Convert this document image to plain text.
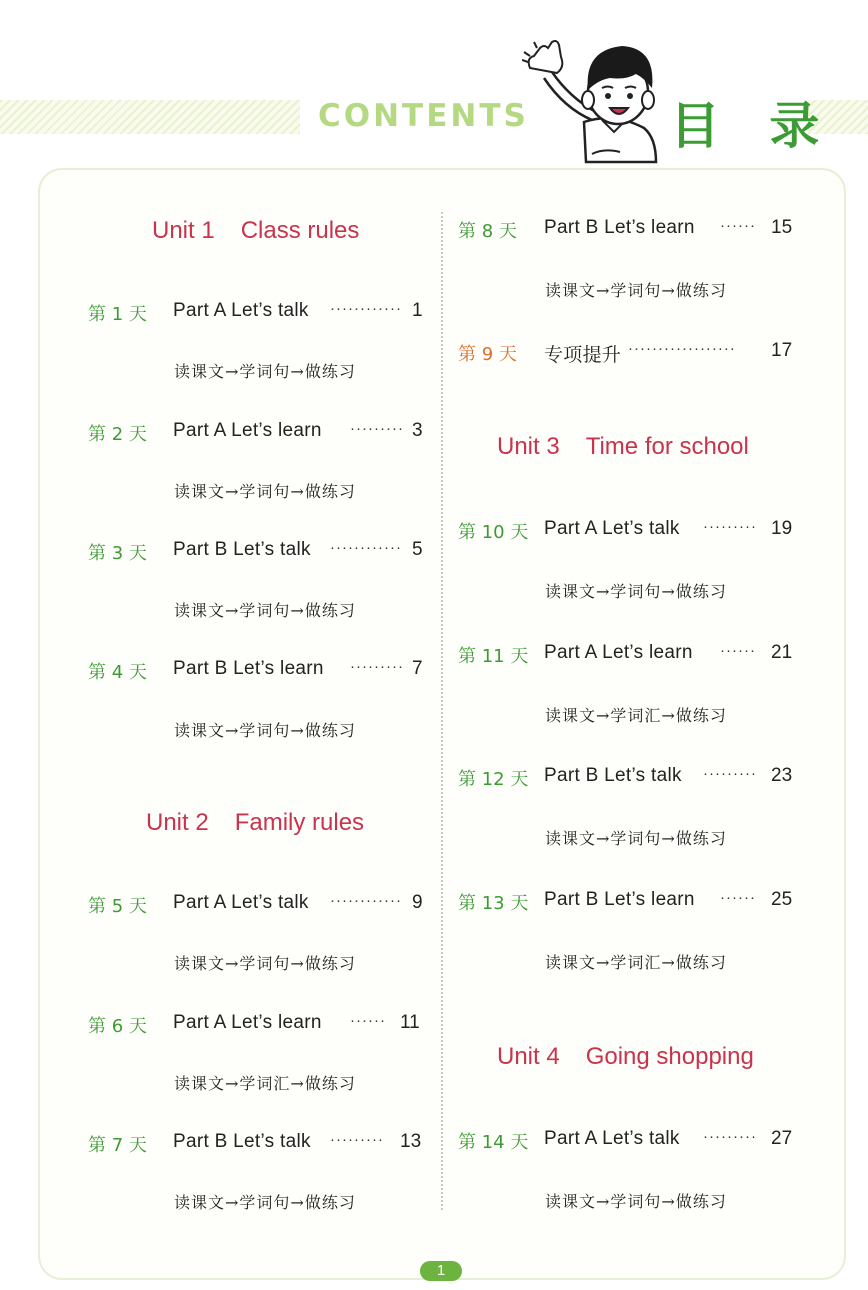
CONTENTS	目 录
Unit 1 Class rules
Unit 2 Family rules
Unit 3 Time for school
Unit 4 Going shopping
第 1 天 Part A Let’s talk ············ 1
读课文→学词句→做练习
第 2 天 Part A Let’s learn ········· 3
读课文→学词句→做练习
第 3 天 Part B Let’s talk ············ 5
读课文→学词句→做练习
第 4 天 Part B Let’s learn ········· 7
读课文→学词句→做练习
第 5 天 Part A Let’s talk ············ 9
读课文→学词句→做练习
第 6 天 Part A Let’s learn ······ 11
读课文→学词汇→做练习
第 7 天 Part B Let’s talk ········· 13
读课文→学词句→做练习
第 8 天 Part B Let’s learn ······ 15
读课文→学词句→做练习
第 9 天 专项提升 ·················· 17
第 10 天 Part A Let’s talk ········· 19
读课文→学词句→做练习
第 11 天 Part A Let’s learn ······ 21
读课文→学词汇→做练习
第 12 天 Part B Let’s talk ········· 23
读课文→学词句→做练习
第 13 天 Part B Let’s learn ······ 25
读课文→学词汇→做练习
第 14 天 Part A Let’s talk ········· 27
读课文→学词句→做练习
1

= = = = = = =

→ Instructions for the task:
Copy every line from the records above that contains the word "Unit".

→ Solution to this problem:
Unit 1 Class rules
Unit 2 Family rules
Unit 3 Time for school
Unit 4 Going shopping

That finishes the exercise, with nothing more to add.